> _Task objective_
Reproduce this listing in full.

> _Material shown_
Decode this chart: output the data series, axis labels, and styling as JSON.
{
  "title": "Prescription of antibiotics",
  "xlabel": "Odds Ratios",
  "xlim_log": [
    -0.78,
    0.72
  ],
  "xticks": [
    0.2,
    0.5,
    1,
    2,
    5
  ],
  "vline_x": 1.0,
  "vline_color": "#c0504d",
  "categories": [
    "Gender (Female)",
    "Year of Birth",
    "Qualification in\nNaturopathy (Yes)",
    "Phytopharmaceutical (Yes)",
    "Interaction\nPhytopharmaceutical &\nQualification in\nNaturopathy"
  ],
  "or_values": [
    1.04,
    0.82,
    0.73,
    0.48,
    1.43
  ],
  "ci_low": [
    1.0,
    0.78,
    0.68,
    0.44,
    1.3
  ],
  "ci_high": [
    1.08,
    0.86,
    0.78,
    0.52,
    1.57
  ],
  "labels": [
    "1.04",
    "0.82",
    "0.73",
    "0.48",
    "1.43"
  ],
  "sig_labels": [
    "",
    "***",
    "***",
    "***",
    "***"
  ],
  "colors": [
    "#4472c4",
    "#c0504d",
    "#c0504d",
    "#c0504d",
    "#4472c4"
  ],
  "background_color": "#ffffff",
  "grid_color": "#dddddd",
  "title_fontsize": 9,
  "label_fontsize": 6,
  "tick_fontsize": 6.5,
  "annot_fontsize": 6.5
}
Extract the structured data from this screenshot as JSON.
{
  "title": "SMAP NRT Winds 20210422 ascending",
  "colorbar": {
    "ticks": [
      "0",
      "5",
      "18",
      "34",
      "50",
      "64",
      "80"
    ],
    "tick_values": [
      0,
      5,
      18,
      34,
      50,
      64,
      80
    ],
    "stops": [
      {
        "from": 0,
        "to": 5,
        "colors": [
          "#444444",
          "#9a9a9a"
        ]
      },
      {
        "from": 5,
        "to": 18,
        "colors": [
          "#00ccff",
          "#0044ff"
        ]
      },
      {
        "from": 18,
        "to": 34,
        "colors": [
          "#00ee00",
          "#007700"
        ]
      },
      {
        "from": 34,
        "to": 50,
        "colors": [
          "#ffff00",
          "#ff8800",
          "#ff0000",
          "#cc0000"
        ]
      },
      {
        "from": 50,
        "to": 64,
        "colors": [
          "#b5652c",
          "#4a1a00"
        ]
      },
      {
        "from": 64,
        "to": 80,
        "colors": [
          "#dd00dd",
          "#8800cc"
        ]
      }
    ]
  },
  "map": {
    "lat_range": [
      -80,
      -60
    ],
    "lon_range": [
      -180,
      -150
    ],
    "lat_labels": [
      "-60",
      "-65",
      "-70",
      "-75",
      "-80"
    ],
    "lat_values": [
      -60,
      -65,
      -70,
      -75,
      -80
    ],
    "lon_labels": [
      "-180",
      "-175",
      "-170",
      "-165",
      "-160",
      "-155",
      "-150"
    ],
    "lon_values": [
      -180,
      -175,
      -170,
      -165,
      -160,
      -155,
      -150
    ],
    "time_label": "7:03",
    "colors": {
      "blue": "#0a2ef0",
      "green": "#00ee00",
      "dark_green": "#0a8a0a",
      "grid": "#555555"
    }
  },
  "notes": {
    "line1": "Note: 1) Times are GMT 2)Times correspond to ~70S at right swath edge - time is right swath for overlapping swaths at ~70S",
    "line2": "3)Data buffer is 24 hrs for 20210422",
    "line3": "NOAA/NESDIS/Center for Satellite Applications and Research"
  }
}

> _Answer_
Decode this chart: output the data series, axis labels, and styling as JSON.
{
  "title": "Prescription of antibiotics",
  "xlabel": "Odds Ratios",
  "xlim_log": [
    -0.78,
    0.72
  ],
  "xticks": [
    0.2,
    0.5,
    1,
    2,
    5
  ],
  "vline_x": 1.0,
  "vline_color": "#c0504d",
  "categories": [
    "Gender (Female)",
    "Year of Birth",
    "Qualification in\nNaturopathy (Yes)",
    "Phytopharmaceutical (Yes)",
    "Interaction\nPhytopharmaceutical &\nQualification in\nNaturopathy"
  ],
  "or_values": [
    1.04,
    0.82,
    0.73,
    0.48,
    1.43
  ],
  "ci_low": [
    1.0,
    0.78,
    0.68,
    0.44,
    1.3
  ],
  "ci_high": [
    1.08,
    0.86,
    0.78,
    0.52,
    1.57
  ],
  "labels": [
    "1.04",
    "0.82",
    "0.73",
    "0.48",
    "1.43"
  ],
  "sig_labels": [
    "",
    "***",
    "***",
    "***",
    "***"
  ],
  "colors": [
    "#4472c4",
    "#c0504d",
    "#c0504d",
    "#c0504d",
    "#4472c4"
  ],
  "background_color": "#ffffff",
  "grid_color": "#dddddd",
  "title_fontsize": 9,
  "label_fontsize": 6,
  "tick_fontsize": 6.5,
  "annot_fontsize": 6.5
}
Extract the structured data from this screenshot as JSON.
{
  "title": "SMAP NRT Winds 20210422 ascending",
  "colorbar": {
    "ticks": [
      "0",
      "5",
      "18",
      "34",
      "50",
      "64",
      "80"
    ],
    "tick_values": [
      0,
      5,
      18,
      34,
      50,
      64,
      80
    ],
    "stops": [
      {
        "from": 0,
        "to": 5,
        "colors": [
          "#444444",
          "#9a9a9a"
        ]
      },
      {
        "from": 5,
        "to": 18,
        "colors": [
          "#00ccff",
          "#0044ff"
        ]
      },
      {
        "from": 18,
        "to": 34,
        "colors": [
          "#00ee00",
          "#007700"
        ]
      },
      {
        "from": 34,
        "to": 50,
        "colors": [
          "#ffff00",
          "#ff8800",
          "#ff0000",
          "#cc0000"
        ]
      },
      {
        "from": 50,
        "to": 64,
        "colors": [
          "#b5652c",
          "#4a1a00"
        ]
      },
      {
        "from": 64,
        "to": 80,
        "colors": [
          "#dd00dd",
          "#8800cc"
        ]
      }
    ]
  },
  "map": {
    "lat_range": [
      -80,
      -60
    ],
    "lon_range": [
      -180,
      -150
    ],
    "lat_labels": [
      "-60",
      "-65",
      "-70",
      "-75",
      "-80"
    ],
    "lat_values": [
      -60,
      -65,
      -70,
      -75,
      -80
    ],
    "lon_labels": [
      "-180",
      "-175",
      "-170",
      "-165",
      "-160",
      "-155",
      "-150"
    ],
    "lon_values": [
      -180,
      -175,
      -170,
      -165,
      -160,
      -155,
      -150
    ],
    "time_label": "7:03",
    "colors": {
      "blue": "#0a2ef0",
      "green": "#00ee00",
      "dark_green": "#0a8a0a",
      "grid": "#555555"
    }
  },
  "notes": {
    "line1": "Note: 1) Times are GMT 2)Times correspond to ~70S at right swath edge - time is right swath for overlapping swaths at ~70S",
    "line2": "3)Data buffer is 24 hrs for 20210422",
    "line3": "NOAA/NESDIS/Center for Satellite Applications and Research"
  }
}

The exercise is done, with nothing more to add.